◆ Task prompt
Could you write out the records below exactly as they appear, leaving out any pictures?

◆ Dataset listings of figures
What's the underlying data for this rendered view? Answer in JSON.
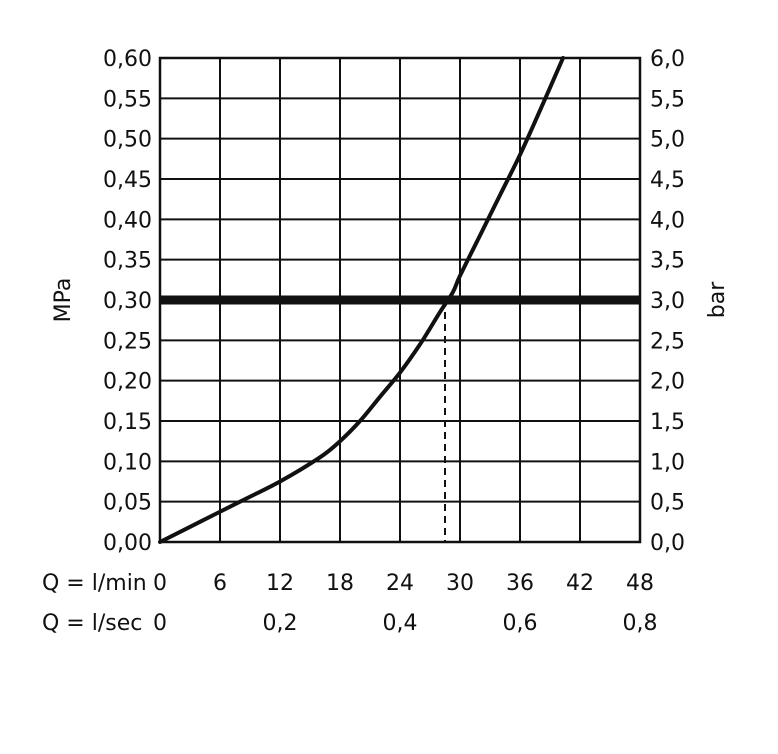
{
  "chart_data": {
    "type": "line",
    "ylabel_left": "MPa",
    "ylabel_right": "bar",
    "ylim_left": [
      0,
      0.6
    ],
    "ylim_right": [
      0,
      6
    ],
    "xlim": [
      0,
      48
    ],
    "grid": true,
    "y_ticks_left": [
      "0,00",
      "0,05",
      "0,10",
      "0,15",
      "0,20",
      "0,25",
      "0,30",
      "0,35",
      "0,40",
      "0,45",
      "0,50",
      "0,55",
      "0,60"
    ],
    "y_ticks_right": [
      "0,0",
      "0,5",
      "1,0",
      "1,5",
      "2,0",
      "2,5",
      "3,0",
      "3,5",
      "4,0",
      "4,5",
      "5,0",
      "5,5",
      "6,0"
    ],
    "x_axis_primary": {
      "label": "Q = l/min",
      "ticks": [
        {
          "value": 0,
          "label": "0"
        },
        {
          "value": 6,
          "label": "6"
        },
        {
          "value": 12,
          "label": "12"
        },
        {
          "value": 18,
          "label": "18"
        },
        {
          "value": 24,
          "label": "24"
        },
        {
          "value": 30,
          "label": "30"
        },
        {
          "value": 36,
          "label": "36"
        },
        {
          "value": 42,
          "label": "42"
        },
        {
          "value": 48,
          "label": "48"
        }
      ]
    },
    "x_axis_secondary": {
      "label": "Q = l/sec",
      "ticks": [
        {
          "value": 0,
          "label": "0"
        },
        {
          "value": 12,
          "label": "0,2"
        },
        {
          "value": 24,
          "label": "0,4"
        },
        {
          "value": 36,
          "label": "0,6"
        },
        {
          "value": 48,
          "label": "0,8"
        }
      ]
    },
    "series": [
      {
        "x": [
          0,
          4,
          8,
          12,
          16,
          18,
          20,
          22,
          24,
          26,
          28,
          29.3,
          30,
          32,
          34,
          36,
          38,
          40.3
        ],
        "values": [
          0,
          0.025,
          0.05,
          0.075,
          0.105,
          0.125,
          0.15,
          0.18,
          0.21,
          0.245,
          0.285,
          0.31,
          0.33,
          0.38,
          0.43,
          0.48,
          0.535,
          0.6
        ]
      }
    ],
    "reference_line": {
      "y": 0.3
    },
    "reference_drop": {
      "x": 28.5,
      "y": 0.3
    }
  }
}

◆ Result
What's the underlying data for this rendered view? Answer in JSON.
{
  "chart_data": {
    "type": "line",
    "ylabel_left": "MPa",
    "ylabel_right": "bar",
    "ylim_left": [
      0,
      0.6
    ],
    "ylim_right": [
      0,
      6
    ],
    "xlim": [
      0,
      48
    ],
    "grid": true,
    "y_ticks_left": [
      "0,00",
      "0,05",
      "0,10",
      "0,15",
      "0,20",
      "0,25",
      "0,30",
      "0,35",
      "0,40",
      "0,45",
      "0,50",
      "0,55",
      "0,60"
    ],
    "y_ticks_right": [
      "0,0",
      "0,5",
      "1,0",
      "1,5",
      "2,0",
      "2,5",
      "3,0",
      "3,5",
      "4,0",
      "4,5",
      "5,0",
      "5,5",
      "6,0"
    ],
    "x_axis_primary": {
      "label": "Q = l/min",
      "ticks": [
        {
          "value": 0,
          "label": "0"
        },
        {
          "value": 6,
          "label": "6"
        },
        {
          "value": 12,
          "label": "12"
        },
        {
          "value": 18,
          "label": "18"
        },
        {
          "value": 24,
          "label": "24"
        },
        {
          "value": 30,
          "label": "30"
        },
        {
          "value": 36,
          "label": "36"
        },
        {
          "value": 42,
          "label": "42"
        },
        {
          "value": 48,
          "label": "48"
        }
      ]
    },
    "x_axis_secondary": {
      "label": "Q = l/sec",
      "ticks": [
        {
          "value": 0,
          "label": "0"
        },
        {
          "value": 12,
          "label": "0,2"
        },
        {
          "value": 24,
          "label": "0,4"
        },
        {
          "value": 36,
          "label": "0,6"
        },
        {
          "value": 48,
          "label": "0,8"
        }
      ]
    },
    "series": [
      {
        "x": [
          0,
          4,
          8,
          12,
          16,
          18,
          20,
          22,
          24,
          26,
          28,
          29.3,
          30,
          32,
          34,
          36,
          38,
          40.3
        ],
        "values": [
          0,
          0.025,
          0.05,
          0.075,
          0.105,
          0.125,
          0.15,
          0.18,
          0.21,
          0.245,
          0.285,
          0.31,
          0.33,
          0.38,
          0.43,
          0.48,
          0.535,
          0.6
        ]
      }
    ],
    "reference_line": {
      "y": 0.3
    },
    "reference_drop": {
      "x": 28.5,
      "y": 0.3
    }
  }
}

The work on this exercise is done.